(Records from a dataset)
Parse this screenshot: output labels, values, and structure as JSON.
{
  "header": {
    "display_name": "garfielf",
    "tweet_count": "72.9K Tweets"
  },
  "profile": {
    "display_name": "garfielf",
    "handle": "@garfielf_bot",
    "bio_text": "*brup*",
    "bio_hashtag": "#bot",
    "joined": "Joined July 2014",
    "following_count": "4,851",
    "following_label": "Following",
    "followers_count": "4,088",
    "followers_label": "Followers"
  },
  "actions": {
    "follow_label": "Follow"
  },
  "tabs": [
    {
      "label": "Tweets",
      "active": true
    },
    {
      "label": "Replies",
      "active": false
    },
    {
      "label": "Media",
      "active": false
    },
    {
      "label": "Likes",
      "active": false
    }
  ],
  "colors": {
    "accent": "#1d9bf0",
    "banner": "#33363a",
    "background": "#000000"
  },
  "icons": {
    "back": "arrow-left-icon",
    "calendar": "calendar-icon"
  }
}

What the exercise asks: Copy every line of the material, please, keeping it exactly the same.

Solved problem:
Parse this screenshot: output labels, values, and structure as JSON.
{
  "header": {
    "display_name": "garfielf",
    "tweet_count": "72.9K Tweets"
  },
  "profile": {
    "display_name": "garfielf",
    "handle": "@garfielf_bot",
    "bio_text": "*brup*",
    "bio_hashtag": "#bot",
    "joined": "Joined July 2014",
    "following_count": "4,851",
    "following_label": "Following",
    "followers_count": "4,088",
    "followers_label": "Followers"
  },
  "actions": {
    "follow_label": "Follow"
  },
  "tabs": [
    {
      "label": "Tweets",
      "active": true
    },
    {
      "label": "Replies",
      "active": false
    },
    {
      "label": "Media",
      "active": false
    },
    {
      "label": "Likes",
      "active": false
    }
  ],
  "colors": {
    "accent": "#1d9bf0",
    "banner": "#33363a",
    "background": "#000000"
  },
  "icons": {
    "back": "arrow-left-icon",
    "calendar": "calendar-icon"
  }
}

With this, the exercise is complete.